## REQUEST:
Extract every line that contains the string "Start".

## EXERCISE INPUTS:
########################################
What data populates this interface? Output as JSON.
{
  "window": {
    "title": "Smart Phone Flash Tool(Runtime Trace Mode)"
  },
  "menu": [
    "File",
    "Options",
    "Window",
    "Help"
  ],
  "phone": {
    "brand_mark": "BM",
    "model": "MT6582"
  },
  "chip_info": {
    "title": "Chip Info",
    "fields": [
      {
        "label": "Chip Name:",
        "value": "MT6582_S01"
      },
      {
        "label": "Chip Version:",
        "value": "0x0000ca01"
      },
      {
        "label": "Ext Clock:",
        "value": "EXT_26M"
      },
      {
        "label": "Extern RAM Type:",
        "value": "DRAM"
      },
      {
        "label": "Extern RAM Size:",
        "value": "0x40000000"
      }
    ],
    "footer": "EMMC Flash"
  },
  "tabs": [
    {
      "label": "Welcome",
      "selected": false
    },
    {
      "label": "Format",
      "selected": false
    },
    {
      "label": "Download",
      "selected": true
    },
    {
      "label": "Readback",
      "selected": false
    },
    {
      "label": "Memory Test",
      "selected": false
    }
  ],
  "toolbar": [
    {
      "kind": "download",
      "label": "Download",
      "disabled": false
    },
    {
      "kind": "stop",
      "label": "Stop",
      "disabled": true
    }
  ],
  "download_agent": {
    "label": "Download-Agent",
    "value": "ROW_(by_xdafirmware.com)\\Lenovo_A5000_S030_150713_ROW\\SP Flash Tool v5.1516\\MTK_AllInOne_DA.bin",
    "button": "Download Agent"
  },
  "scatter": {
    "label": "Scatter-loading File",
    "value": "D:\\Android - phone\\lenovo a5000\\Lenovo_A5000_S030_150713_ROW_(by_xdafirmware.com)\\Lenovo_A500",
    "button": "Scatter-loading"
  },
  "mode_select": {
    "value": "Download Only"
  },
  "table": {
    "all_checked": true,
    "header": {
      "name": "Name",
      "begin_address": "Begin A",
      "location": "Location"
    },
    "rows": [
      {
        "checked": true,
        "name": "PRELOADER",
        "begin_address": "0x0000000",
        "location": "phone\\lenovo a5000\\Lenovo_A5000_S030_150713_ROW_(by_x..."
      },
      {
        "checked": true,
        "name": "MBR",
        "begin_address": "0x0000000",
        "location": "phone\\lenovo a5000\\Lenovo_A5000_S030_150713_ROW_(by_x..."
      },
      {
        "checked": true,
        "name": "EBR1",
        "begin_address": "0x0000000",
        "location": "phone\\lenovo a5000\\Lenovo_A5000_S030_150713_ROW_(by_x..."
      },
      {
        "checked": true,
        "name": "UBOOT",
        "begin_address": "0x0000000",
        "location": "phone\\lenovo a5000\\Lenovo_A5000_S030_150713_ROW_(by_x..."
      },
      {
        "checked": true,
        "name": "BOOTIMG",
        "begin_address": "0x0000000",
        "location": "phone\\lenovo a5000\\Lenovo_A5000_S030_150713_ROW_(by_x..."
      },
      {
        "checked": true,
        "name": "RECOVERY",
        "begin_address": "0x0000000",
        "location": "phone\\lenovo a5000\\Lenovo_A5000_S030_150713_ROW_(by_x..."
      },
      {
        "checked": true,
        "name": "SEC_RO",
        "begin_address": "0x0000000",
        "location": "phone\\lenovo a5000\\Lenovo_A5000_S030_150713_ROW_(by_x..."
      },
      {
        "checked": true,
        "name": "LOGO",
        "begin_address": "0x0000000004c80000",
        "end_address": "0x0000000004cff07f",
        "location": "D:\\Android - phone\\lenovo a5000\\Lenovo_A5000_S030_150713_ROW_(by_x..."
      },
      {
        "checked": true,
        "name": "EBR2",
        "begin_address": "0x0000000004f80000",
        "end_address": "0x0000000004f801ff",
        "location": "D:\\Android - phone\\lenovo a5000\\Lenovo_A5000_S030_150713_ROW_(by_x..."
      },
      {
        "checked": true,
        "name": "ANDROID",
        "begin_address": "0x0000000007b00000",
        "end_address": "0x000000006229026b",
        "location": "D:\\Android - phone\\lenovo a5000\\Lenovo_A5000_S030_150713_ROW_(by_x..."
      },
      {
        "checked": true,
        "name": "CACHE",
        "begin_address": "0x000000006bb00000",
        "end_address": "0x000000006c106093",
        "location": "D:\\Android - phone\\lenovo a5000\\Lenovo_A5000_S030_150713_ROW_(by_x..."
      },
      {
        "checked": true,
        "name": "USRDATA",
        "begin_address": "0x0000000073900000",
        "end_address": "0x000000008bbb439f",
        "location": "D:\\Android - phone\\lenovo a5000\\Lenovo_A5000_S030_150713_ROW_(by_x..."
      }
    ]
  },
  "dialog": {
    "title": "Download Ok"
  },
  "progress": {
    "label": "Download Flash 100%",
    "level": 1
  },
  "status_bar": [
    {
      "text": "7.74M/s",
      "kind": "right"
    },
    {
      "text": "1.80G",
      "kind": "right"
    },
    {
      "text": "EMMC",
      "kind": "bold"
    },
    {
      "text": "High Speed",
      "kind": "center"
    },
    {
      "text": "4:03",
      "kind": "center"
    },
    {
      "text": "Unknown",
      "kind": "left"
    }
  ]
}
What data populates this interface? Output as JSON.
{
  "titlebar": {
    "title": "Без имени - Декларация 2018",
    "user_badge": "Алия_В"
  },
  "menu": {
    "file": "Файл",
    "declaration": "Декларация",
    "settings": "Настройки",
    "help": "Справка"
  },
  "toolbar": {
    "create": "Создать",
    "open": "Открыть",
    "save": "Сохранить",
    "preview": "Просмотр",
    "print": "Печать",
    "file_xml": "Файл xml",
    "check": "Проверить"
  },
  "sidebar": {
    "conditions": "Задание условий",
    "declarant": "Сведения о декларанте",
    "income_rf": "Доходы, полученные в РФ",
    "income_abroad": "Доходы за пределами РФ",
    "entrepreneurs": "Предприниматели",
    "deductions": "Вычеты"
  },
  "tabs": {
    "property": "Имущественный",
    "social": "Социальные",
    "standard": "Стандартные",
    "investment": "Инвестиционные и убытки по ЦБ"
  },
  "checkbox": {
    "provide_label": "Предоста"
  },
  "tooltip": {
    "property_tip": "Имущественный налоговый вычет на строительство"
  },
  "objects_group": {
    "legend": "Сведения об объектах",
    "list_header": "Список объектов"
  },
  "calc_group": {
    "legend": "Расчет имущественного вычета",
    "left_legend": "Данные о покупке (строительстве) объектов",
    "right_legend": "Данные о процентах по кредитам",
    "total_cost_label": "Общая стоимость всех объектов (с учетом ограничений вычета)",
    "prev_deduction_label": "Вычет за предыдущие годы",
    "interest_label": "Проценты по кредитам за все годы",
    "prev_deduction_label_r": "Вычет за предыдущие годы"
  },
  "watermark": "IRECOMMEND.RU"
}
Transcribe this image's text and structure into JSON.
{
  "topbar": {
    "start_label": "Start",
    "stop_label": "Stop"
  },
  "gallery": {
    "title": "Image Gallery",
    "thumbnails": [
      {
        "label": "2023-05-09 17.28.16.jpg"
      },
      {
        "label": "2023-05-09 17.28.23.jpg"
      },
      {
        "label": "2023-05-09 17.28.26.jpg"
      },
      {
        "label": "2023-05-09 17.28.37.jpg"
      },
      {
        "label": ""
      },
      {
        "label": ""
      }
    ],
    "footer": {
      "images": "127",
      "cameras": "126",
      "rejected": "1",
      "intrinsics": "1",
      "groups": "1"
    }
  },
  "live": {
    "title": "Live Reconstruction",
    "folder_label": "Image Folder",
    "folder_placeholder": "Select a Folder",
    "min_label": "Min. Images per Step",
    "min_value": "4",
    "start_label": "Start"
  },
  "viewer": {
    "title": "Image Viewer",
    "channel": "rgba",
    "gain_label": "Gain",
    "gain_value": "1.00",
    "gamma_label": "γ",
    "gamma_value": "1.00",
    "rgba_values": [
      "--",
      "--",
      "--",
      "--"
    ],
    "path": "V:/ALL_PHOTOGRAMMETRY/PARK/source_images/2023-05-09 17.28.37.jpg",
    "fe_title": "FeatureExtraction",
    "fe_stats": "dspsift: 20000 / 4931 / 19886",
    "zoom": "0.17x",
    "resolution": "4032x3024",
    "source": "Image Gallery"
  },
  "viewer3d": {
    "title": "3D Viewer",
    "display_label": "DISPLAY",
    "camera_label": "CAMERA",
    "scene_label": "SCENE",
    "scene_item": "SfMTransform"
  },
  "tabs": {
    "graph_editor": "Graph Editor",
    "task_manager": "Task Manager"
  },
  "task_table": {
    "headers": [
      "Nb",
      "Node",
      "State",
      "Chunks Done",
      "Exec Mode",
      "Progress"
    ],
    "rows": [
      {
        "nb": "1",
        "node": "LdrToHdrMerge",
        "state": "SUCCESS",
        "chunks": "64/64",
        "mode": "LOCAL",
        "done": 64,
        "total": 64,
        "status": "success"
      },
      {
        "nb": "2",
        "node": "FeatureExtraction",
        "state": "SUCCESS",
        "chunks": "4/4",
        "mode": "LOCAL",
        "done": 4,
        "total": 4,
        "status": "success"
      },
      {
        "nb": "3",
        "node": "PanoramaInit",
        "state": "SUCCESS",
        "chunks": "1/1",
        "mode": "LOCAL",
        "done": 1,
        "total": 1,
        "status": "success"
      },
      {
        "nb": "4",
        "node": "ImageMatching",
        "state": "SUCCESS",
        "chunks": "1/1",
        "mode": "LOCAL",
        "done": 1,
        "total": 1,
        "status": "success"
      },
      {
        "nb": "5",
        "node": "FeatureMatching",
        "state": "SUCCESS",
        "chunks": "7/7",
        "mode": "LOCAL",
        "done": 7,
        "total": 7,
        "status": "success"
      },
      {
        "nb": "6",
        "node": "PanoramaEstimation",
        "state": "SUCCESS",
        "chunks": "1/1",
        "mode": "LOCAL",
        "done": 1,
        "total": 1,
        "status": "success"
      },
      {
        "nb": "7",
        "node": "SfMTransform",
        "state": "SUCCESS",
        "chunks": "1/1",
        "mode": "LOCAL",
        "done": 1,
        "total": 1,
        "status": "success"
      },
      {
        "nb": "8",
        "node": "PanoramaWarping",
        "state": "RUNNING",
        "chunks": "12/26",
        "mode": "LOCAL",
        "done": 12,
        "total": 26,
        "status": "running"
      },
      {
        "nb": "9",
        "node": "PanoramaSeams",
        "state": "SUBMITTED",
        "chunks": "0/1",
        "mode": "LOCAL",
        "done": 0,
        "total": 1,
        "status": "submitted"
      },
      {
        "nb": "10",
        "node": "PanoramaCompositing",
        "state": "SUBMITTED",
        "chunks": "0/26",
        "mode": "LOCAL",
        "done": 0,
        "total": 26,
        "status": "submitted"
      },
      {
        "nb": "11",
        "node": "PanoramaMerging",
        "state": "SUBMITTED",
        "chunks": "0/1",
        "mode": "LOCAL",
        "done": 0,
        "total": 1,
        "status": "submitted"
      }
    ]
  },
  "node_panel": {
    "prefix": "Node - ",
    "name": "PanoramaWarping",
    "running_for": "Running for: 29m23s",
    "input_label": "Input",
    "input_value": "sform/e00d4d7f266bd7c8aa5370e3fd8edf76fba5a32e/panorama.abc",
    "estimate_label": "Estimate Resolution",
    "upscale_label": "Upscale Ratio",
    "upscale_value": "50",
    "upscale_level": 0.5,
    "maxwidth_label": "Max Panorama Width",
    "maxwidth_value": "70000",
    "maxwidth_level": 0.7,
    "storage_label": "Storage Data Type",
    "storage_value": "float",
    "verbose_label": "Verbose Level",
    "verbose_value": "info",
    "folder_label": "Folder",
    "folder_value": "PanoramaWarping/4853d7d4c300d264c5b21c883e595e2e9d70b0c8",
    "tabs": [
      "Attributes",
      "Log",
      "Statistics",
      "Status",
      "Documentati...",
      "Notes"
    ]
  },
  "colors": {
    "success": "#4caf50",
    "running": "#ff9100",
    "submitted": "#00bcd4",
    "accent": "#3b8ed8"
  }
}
########################################
## ANSWER BELOW:
    "start_label": "Start",
    "start_label": "Start"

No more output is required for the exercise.